Exercise prompt =
Review the lines that follow and copy each one that contains the word "государственной".

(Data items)
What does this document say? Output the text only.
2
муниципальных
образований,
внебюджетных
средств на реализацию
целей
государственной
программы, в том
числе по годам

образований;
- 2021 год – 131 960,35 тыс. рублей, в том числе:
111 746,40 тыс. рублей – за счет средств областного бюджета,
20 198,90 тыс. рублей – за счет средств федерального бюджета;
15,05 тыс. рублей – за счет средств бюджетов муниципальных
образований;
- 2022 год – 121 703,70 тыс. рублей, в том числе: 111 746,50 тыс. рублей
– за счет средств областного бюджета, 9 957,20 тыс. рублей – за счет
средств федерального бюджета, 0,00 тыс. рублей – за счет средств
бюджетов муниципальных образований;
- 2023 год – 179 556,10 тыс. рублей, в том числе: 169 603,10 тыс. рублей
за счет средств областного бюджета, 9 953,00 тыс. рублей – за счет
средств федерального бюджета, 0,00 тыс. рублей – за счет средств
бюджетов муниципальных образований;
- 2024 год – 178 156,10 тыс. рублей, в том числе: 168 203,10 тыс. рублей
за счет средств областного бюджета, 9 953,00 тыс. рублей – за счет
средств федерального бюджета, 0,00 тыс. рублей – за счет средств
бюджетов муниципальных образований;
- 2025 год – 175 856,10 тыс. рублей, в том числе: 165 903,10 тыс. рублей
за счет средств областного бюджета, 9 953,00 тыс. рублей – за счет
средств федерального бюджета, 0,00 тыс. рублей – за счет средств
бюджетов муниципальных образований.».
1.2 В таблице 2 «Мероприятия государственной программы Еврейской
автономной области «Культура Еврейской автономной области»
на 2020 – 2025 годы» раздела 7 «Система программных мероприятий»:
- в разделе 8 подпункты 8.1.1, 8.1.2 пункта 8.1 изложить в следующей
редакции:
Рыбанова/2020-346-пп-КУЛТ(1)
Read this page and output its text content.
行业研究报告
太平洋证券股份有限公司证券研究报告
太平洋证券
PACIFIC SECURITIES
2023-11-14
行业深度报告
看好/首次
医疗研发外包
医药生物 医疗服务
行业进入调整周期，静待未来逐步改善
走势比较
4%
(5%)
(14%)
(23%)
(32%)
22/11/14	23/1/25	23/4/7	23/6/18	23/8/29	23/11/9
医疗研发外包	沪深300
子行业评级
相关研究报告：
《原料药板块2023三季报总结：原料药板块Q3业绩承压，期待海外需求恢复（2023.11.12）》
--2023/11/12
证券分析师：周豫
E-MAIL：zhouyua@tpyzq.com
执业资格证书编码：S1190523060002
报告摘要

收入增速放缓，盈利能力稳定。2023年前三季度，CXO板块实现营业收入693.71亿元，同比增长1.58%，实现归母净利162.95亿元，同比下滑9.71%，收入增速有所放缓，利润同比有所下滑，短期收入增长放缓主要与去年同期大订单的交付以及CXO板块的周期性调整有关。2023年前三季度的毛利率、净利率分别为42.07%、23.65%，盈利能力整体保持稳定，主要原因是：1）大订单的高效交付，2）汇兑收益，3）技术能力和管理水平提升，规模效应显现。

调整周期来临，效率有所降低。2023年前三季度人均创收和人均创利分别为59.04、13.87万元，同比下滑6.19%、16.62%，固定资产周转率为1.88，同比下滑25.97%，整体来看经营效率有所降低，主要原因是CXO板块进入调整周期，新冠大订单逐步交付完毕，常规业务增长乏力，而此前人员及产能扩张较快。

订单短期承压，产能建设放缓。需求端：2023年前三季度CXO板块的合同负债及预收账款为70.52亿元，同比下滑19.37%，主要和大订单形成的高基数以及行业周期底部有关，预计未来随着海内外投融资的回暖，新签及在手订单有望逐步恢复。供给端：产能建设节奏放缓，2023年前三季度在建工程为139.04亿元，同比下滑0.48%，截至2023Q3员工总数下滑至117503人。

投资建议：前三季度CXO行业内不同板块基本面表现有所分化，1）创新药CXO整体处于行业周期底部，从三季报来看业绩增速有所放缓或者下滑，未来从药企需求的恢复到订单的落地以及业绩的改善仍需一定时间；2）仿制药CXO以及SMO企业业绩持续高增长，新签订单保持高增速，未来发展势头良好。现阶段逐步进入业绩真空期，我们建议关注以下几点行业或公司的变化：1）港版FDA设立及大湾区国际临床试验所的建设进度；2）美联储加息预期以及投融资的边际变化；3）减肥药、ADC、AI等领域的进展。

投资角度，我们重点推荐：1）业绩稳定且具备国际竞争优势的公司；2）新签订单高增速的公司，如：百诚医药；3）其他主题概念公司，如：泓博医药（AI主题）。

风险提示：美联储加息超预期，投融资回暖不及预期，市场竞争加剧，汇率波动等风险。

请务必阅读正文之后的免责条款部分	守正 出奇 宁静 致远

Result of this exercise =
государственной
1.2 В таблице 2 «Мероприятия государственной программы Еврейской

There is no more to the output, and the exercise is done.